● Source material
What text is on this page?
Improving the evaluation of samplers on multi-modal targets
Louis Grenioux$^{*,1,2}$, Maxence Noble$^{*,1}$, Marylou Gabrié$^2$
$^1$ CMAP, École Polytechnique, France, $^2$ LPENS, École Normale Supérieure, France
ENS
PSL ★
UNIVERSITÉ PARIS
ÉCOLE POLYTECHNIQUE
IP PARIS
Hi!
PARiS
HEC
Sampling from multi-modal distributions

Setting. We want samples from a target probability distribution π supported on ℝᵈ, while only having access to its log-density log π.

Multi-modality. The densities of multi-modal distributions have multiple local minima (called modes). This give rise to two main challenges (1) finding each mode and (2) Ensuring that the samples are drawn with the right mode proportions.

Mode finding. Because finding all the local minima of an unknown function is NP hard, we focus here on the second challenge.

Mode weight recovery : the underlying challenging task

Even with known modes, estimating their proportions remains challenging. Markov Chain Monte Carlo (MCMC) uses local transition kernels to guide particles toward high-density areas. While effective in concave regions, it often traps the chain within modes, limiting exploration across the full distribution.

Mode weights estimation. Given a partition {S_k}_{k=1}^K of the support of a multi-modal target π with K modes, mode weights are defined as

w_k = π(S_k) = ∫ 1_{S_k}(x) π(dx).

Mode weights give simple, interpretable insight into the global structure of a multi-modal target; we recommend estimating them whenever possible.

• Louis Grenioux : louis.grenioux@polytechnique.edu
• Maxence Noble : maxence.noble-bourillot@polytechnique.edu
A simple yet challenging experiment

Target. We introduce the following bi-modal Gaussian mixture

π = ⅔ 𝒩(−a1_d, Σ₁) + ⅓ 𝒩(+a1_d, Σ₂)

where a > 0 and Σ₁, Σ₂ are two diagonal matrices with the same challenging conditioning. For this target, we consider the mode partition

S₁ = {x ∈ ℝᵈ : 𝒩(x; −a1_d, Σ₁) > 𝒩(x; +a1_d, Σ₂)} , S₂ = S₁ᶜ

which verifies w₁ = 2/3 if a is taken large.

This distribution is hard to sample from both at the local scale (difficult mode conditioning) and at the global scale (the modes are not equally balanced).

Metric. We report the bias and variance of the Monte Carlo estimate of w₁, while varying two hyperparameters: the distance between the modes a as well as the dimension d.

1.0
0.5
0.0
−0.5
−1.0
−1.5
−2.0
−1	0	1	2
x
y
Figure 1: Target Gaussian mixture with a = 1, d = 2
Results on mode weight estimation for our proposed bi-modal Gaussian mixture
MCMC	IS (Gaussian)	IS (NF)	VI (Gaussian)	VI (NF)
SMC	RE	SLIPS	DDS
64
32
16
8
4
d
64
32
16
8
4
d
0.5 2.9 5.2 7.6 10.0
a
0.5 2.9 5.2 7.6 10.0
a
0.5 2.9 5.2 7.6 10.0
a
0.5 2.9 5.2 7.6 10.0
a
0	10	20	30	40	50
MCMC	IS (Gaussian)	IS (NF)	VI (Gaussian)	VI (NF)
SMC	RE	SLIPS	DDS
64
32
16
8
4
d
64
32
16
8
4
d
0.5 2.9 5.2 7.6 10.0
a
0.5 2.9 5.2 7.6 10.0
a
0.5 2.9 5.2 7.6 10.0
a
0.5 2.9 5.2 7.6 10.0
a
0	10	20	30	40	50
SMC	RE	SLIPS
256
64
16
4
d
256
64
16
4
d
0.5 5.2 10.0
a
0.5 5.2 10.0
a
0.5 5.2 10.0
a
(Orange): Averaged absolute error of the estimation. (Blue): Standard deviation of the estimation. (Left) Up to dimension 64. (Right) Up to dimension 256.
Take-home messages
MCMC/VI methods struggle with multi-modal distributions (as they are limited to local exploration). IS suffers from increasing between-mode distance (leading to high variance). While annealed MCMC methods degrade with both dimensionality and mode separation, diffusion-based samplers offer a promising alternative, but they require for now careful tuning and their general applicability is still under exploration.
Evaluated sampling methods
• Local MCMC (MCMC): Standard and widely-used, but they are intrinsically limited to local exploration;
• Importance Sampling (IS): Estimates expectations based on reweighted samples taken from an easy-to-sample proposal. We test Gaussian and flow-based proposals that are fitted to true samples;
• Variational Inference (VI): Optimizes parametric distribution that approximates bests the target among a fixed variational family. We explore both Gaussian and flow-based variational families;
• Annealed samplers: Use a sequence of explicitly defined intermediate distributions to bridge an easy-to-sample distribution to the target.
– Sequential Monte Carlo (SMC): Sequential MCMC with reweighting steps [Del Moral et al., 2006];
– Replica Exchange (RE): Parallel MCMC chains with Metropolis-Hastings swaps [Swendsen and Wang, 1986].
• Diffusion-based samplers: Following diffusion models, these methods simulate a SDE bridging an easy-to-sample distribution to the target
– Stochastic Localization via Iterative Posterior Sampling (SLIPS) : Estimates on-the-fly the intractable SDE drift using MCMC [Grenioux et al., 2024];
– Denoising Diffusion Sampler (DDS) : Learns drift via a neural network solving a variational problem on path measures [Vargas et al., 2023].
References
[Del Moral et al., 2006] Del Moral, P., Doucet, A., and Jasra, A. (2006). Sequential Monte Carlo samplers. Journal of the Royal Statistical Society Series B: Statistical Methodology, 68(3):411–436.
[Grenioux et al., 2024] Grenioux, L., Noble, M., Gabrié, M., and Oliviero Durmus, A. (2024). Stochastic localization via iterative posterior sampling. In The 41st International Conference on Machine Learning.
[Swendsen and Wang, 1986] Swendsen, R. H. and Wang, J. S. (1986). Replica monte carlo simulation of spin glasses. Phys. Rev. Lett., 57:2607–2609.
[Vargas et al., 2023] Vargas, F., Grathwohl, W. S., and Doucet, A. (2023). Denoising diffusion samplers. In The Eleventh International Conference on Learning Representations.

● Work to do
List the lines of the records where "SLIPS" occurs.

● Written response
SMC	RE	SLIPS	DDS
SMC	RE	SLIPS	DDS
SMC	RE	SLIPS
– Stochastic Localization via Iterative Posterior Sampling (SLIPS) : Estimates on-the-fly the intractable SDE drift using MCMC [Grenioux et al., 2024];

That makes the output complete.